• Saved data entries

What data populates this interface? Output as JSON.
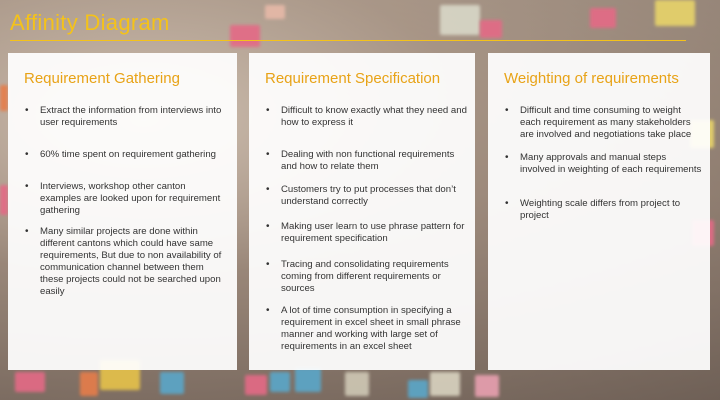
{
  "title": "Affinity Diagram",
  "columns": [
    {
      "heading": "Requirement Gathering",
      "items": [
        "Extract the information from interviews into user requirements",
        "60% time spent on requirement gathering",
        "Interviews, workshop other canton examples are looked upon for requirement gathering",
        "Many similar projects are done within different cantons which could have same requirements, But due to non availability of communication channel between them these projects could not be searched upon easily"
      ]
    },
    {
      "heading": "Requirement Specification",
      "items": [
        "Difficult to know exactly what they need and how to express it",
        "Dealing with non functional requirements and how to relate them",
        "Customers try to put processes that don’t  understand correctly",
        "Making user learn to use phrase pattern for requirement specification",
        "Tracing and consolidating requirements coming from different requirements or sources",
        "A lot of time consumption in specifying a requirement  in excel sheet in small phrase manner and working with large set of requirements in an excel sheet"
      ]
    },
    {
      "heading": "Weighting of requirements",
      "items": [
        "Difficult and time consuming to weight each requirement as many stakeholders are  involved and negotiations take place",
        "Many approvals and manual steps involved in  weighting of each requirements",
        "Weighting scale differs from project to project"
      ]
    }
  ],
  "colors": {
    "title": "#f4c21a",
    "heading": "#e8a317",
    "panel": "#ffffff",
    "text": "#333333"
  }
}
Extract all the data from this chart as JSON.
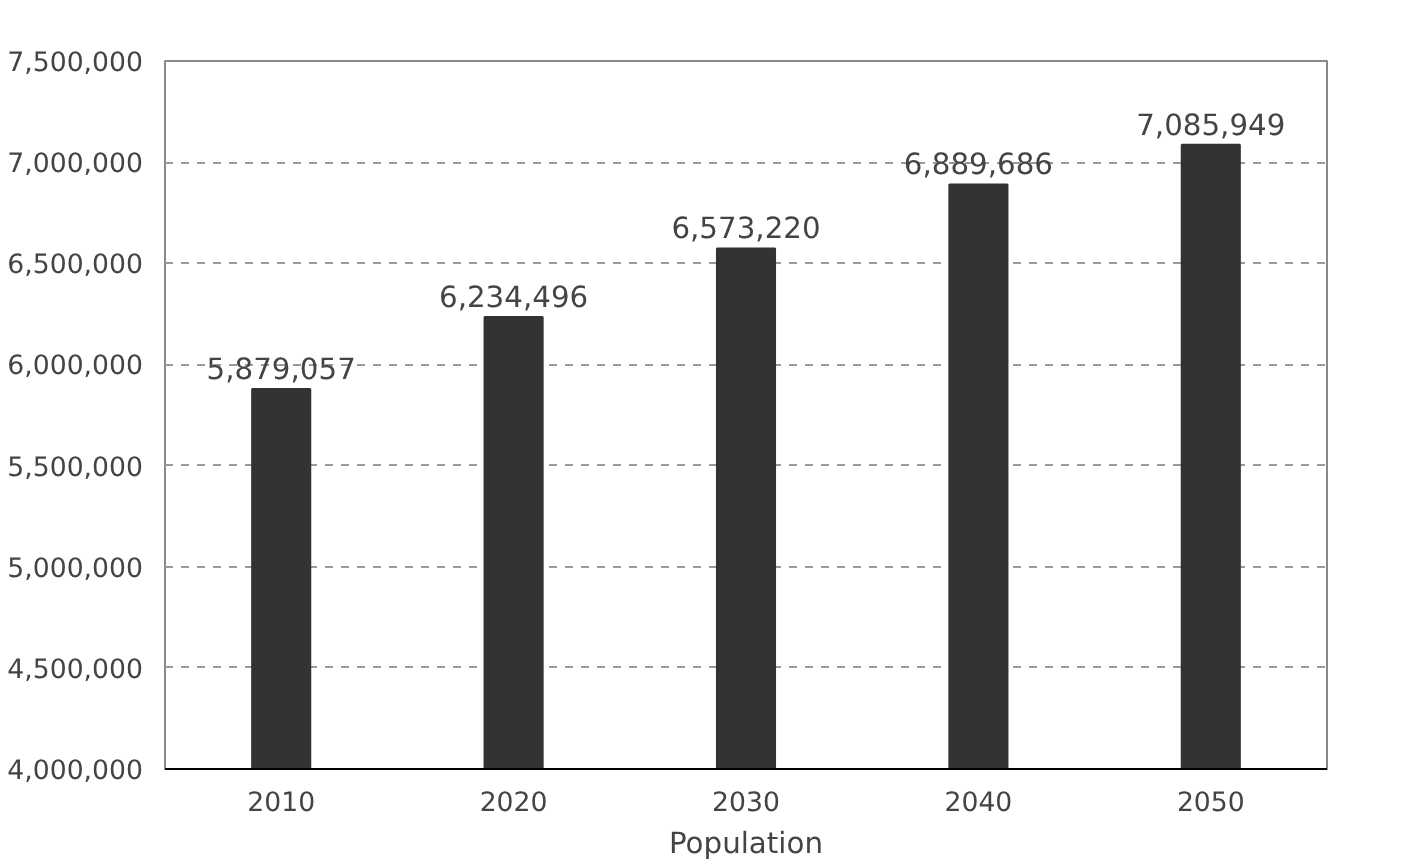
{
  "chart_data": {
    "type": "bar",
    "xlabel": "Population",
    "categories": [
      "2010",
      "2020",
      "2030",
      "2040",
      "2050"
    ],
    "values": [
      5879057,
      6234496,
      6573220,
      6889686,
      7085949
    ],
    "value_labels": [
      "5,879,057",
      "6,234,496",
      "6,573,220",
      "6,889,686",
      "7,085,949"
    ],
    "color": "#333333",
    "ylim": [
      4000000,
      7500000
    ],
    "yticks": [
      {
        "value": 4000000,
        "label": "4,000,000"
      },
      {
        "value": 4500000,
        "label": "4,500,000"
      },
      {
        "value": 5000000,
        "label": "5,000,000"
      },
      {
        "value": 5500000,
        "label": "5,500,000"
      },
      {
        "value": 6000000,
        "label": "6,000,000"
      },
      {
        "value": 6500000,
        "label": "6,500,000"
      },
      {
        "value": 7000000,
        "label": "7,000,000"
      },
      {
        "value": 7500000,
        "label": "7,500,000"
      }
    ],
    "grid": "y"
  }
}
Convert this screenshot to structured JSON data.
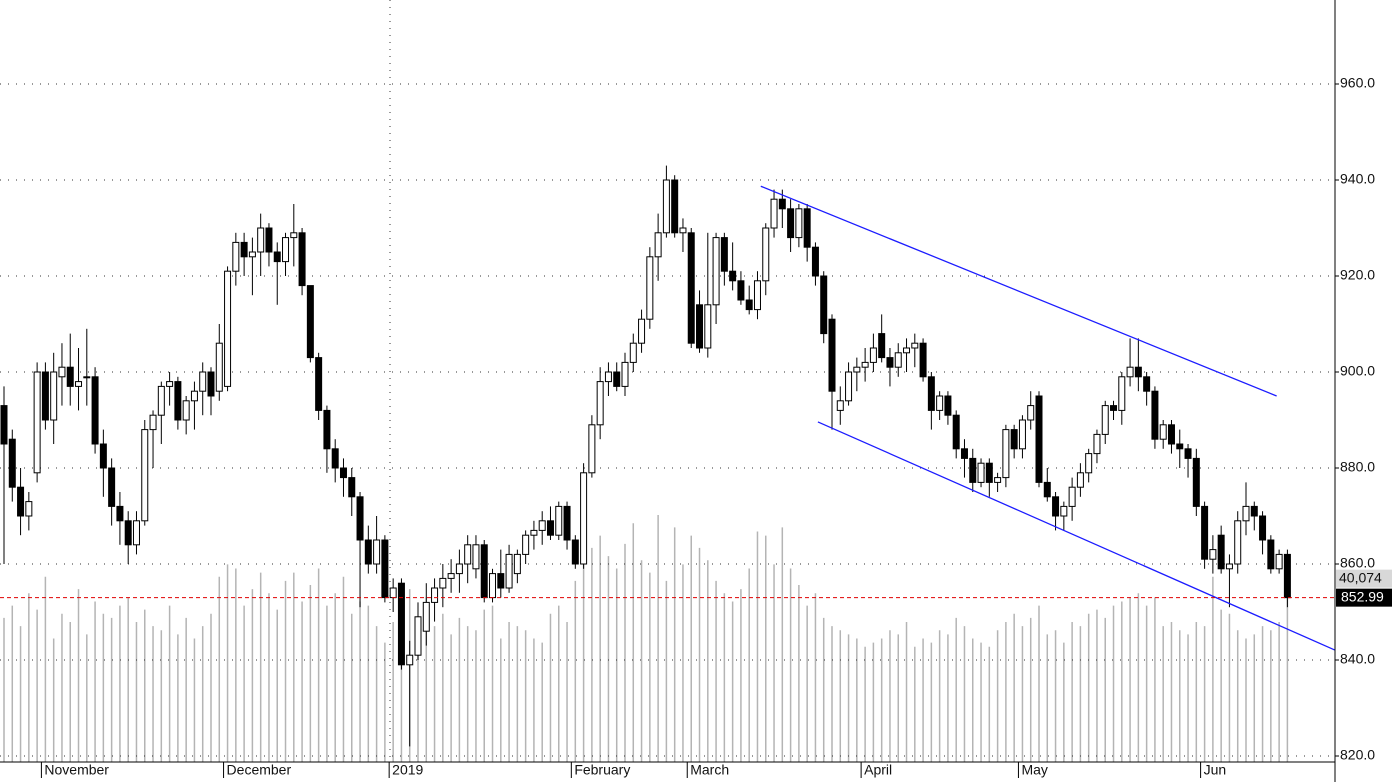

• PROBLEM
Take every line from the records above that has the word "Difficult" and copy it.

• WRITTEN RESPONSE
        "Difficult to know exactly what they need and how to express it",
        "Difficult and time consuming to weight each requirement as many stakeholders are  involved and negotiations take place",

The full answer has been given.